*Given task*
Could you rewrite the lines from the one with "What elements are" up to and including the one with "145, 1752, 258]", raising every bounding-box coordinate in the answers by 65 and leaving out the pictures?

[BEGIN Material for this exercise]

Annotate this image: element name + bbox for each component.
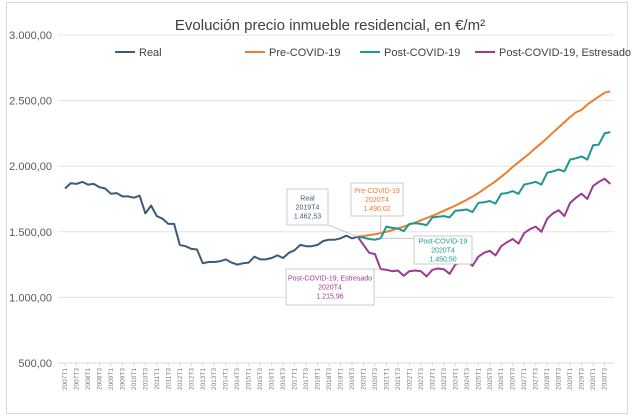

[END Material for this exercise]
[BEGIN Material for this exercise]

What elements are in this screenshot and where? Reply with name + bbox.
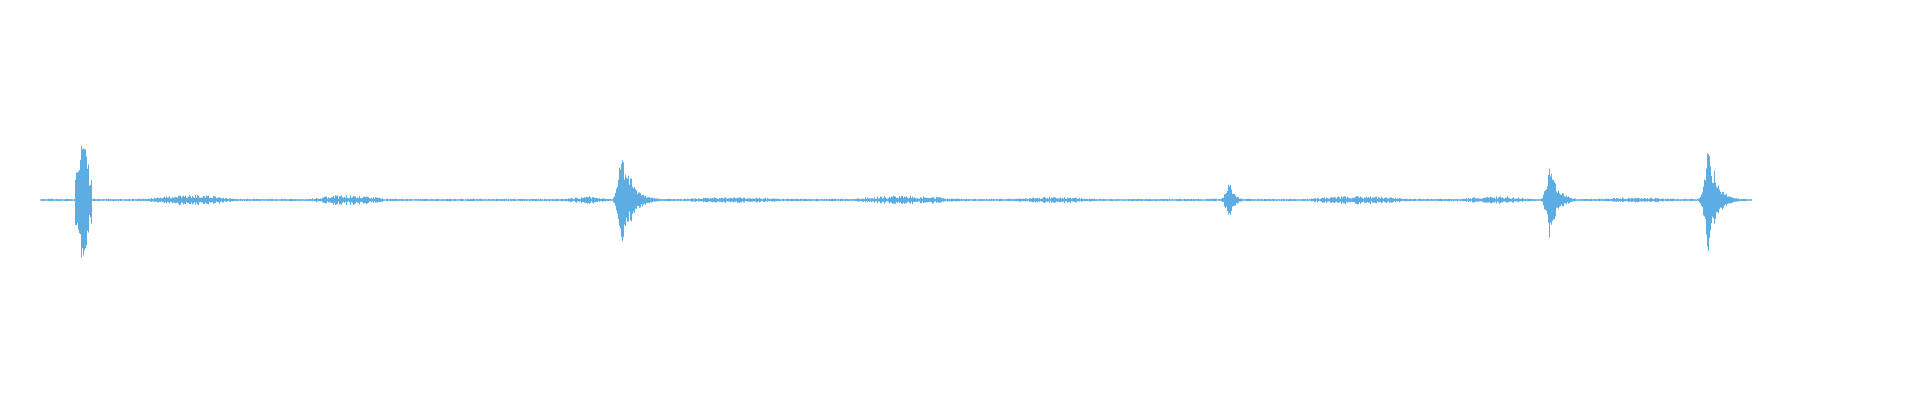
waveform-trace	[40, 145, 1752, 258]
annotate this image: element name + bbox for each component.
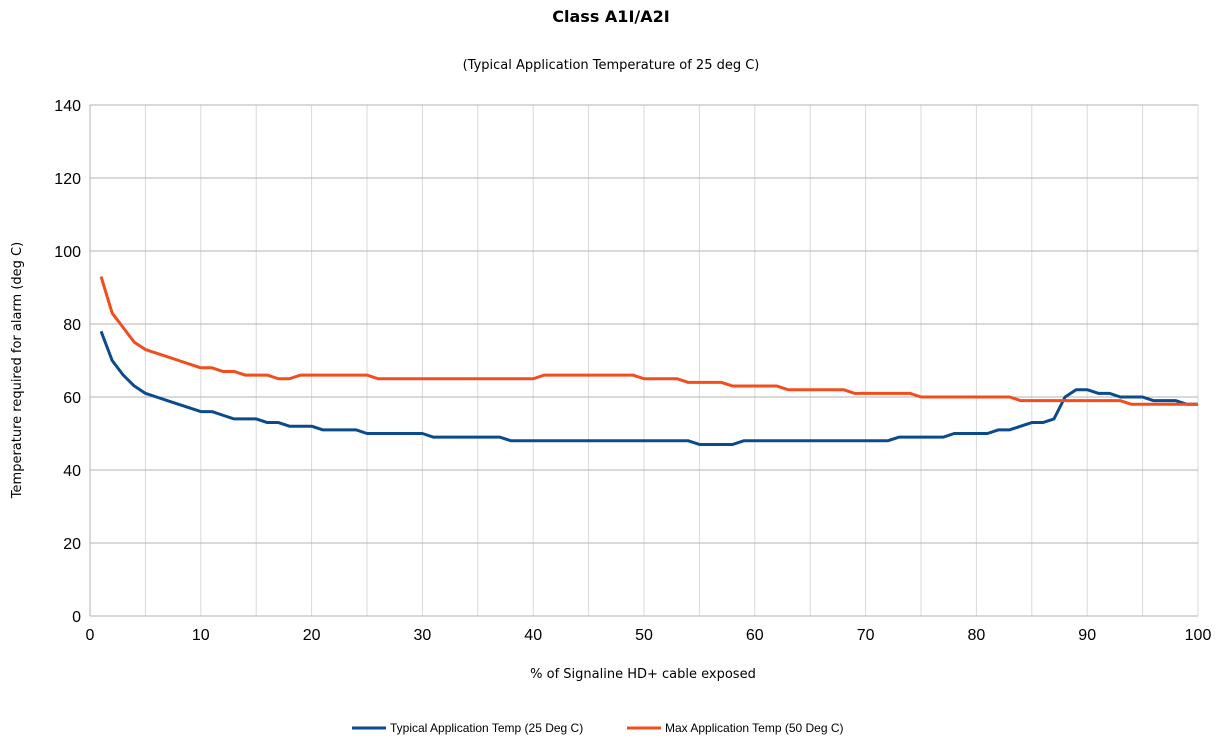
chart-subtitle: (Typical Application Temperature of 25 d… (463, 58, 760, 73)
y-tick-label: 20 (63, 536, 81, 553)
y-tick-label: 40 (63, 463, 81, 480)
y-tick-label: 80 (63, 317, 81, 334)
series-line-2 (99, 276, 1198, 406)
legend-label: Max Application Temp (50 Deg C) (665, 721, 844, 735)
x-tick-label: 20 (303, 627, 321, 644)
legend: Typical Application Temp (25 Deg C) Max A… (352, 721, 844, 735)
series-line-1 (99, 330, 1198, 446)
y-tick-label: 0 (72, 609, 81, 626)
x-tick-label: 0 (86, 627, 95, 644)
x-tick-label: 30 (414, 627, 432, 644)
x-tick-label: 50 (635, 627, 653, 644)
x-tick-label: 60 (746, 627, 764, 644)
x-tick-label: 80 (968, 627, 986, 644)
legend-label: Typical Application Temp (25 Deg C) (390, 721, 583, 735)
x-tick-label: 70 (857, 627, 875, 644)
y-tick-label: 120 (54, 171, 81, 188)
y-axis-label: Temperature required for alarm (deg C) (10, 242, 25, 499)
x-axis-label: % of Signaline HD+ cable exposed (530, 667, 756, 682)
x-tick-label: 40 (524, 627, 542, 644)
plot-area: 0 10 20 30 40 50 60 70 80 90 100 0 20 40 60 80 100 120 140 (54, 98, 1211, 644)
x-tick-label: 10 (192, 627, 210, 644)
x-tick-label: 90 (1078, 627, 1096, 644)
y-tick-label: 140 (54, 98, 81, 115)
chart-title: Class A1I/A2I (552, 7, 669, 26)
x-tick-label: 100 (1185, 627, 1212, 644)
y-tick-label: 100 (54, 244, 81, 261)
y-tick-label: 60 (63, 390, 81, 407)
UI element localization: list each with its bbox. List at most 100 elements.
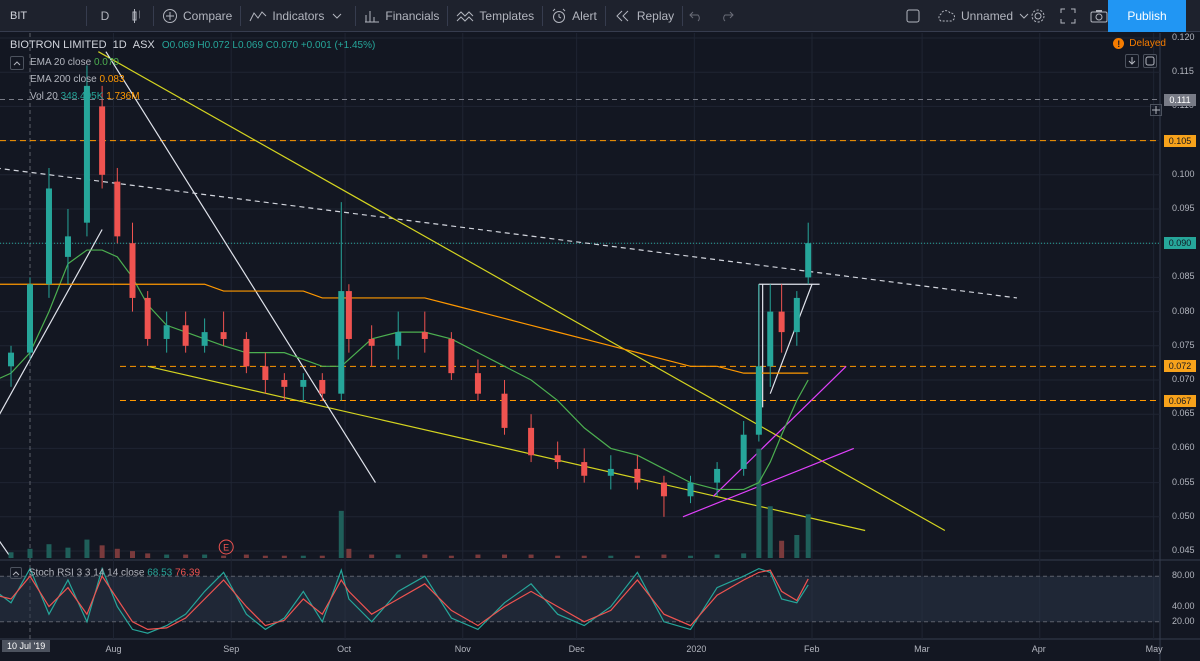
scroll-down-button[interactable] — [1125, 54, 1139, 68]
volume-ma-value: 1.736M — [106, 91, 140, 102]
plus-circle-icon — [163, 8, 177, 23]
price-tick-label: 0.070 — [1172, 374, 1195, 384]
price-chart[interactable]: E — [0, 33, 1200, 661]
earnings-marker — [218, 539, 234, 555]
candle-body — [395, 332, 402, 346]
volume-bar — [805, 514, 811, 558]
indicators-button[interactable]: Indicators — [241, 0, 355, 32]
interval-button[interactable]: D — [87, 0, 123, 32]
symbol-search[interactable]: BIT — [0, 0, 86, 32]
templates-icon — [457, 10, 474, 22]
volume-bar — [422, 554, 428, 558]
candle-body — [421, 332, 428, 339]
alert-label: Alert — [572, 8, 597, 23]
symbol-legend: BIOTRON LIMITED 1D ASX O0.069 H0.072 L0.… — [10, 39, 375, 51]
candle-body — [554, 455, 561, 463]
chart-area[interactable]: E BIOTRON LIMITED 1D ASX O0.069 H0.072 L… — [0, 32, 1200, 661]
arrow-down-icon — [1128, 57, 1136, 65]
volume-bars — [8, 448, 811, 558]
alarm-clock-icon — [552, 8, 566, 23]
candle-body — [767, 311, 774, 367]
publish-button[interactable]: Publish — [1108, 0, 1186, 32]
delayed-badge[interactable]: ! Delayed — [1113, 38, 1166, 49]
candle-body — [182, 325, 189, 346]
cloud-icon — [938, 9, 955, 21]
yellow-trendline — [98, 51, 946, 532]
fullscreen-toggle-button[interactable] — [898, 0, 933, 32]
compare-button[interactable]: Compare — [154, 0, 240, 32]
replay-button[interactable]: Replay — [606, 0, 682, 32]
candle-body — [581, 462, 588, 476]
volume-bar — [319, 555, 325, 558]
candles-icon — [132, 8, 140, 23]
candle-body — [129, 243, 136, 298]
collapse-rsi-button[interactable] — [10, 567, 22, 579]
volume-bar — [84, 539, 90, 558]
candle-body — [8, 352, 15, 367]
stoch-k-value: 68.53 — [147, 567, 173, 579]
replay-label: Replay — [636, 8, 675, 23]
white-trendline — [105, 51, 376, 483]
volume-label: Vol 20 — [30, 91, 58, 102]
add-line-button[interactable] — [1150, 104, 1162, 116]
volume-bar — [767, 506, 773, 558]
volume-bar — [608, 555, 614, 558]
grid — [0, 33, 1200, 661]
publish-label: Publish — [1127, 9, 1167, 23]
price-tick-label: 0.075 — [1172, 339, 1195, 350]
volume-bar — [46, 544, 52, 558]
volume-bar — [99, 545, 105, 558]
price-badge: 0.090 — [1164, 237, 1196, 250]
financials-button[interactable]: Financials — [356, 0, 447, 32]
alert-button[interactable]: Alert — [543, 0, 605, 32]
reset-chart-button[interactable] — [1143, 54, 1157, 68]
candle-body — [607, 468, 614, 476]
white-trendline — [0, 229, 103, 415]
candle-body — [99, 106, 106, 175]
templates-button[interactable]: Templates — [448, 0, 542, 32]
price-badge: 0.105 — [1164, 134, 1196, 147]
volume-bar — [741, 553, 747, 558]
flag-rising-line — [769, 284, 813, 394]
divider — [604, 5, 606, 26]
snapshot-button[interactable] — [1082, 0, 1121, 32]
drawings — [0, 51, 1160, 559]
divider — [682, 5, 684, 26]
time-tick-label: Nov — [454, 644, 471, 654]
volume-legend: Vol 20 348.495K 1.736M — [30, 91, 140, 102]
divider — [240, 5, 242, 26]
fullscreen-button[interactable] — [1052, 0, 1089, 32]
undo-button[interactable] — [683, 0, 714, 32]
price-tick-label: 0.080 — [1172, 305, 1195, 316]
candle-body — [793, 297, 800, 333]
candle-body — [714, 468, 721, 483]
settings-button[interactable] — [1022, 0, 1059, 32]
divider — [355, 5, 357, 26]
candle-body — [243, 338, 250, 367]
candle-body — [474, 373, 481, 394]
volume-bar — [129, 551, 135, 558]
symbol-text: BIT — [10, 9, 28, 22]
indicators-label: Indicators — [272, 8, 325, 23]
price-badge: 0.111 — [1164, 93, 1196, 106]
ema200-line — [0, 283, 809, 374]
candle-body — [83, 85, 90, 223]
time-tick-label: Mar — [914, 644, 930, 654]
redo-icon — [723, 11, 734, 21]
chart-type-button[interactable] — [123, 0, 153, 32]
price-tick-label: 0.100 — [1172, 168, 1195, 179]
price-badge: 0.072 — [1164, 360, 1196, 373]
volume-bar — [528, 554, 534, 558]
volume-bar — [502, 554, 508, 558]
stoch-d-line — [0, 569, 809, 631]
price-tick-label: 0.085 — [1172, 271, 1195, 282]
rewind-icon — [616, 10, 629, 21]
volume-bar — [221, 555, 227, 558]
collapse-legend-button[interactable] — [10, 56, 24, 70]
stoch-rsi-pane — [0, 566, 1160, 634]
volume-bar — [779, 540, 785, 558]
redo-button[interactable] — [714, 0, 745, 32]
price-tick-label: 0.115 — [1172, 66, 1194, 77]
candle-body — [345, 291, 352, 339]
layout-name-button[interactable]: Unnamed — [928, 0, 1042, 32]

[END Material for this exercise]
[BEGIN Material for this exercise]

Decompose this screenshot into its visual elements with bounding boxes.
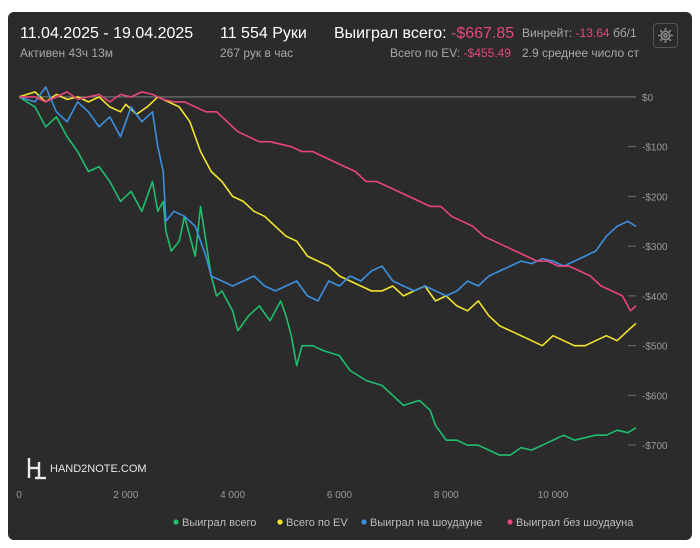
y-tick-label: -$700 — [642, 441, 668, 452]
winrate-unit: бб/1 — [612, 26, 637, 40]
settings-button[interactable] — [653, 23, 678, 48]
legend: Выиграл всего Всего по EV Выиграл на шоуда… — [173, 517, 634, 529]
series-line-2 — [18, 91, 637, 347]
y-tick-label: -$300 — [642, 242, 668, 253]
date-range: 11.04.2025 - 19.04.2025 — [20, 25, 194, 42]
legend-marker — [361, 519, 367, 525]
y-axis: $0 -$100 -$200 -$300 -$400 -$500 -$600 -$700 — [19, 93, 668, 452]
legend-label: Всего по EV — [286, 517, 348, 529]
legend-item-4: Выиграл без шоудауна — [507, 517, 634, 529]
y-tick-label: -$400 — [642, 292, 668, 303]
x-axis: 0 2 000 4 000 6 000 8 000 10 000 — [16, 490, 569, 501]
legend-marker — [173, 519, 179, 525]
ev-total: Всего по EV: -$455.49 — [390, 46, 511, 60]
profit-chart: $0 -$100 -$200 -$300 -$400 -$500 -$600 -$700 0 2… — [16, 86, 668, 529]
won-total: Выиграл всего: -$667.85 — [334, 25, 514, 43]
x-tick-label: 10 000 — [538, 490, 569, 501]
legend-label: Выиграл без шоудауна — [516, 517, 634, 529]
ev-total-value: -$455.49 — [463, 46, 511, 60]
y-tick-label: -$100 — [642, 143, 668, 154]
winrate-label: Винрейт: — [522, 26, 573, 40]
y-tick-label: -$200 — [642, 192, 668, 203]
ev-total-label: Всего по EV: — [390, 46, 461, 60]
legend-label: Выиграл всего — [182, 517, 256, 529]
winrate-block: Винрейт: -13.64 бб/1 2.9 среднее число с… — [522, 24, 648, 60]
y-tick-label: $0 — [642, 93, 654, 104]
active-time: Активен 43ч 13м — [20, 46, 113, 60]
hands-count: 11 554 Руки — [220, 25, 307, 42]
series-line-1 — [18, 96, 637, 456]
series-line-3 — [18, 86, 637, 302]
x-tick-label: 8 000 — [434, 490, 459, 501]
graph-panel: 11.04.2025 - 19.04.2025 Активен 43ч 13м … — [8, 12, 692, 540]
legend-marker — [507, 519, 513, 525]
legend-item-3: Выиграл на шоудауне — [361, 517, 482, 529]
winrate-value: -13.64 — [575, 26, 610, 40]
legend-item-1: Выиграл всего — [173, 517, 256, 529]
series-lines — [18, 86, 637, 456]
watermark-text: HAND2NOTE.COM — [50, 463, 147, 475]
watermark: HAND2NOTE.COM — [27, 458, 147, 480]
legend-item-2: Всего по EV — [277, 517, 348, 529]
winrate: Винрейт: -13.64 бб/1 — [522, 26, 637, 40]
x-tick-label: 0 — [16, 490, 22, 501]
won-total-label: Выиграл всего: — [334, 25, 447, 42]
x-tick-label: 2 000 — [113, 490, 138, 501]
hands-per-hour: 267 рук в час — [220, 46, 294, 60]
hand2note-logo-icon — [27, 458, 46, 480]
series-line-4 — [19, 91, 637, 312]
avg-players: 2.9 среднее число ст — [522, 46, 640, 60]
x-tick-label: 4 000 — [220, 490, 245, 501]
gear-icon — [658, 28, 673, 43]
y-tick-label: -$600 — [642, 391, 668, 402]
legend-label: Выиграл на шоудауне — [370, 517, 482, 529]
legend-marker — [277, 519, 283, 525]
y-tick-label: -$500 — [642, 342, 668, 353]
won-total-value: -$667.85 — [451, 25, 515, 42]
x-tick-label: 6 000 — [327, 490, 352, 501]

[END Material for this exercise]

*Answer to this problem*
What elements are in this screenshot and where? Reply with name + bbox.
waveform-trace	[105, 210, 1817, 323]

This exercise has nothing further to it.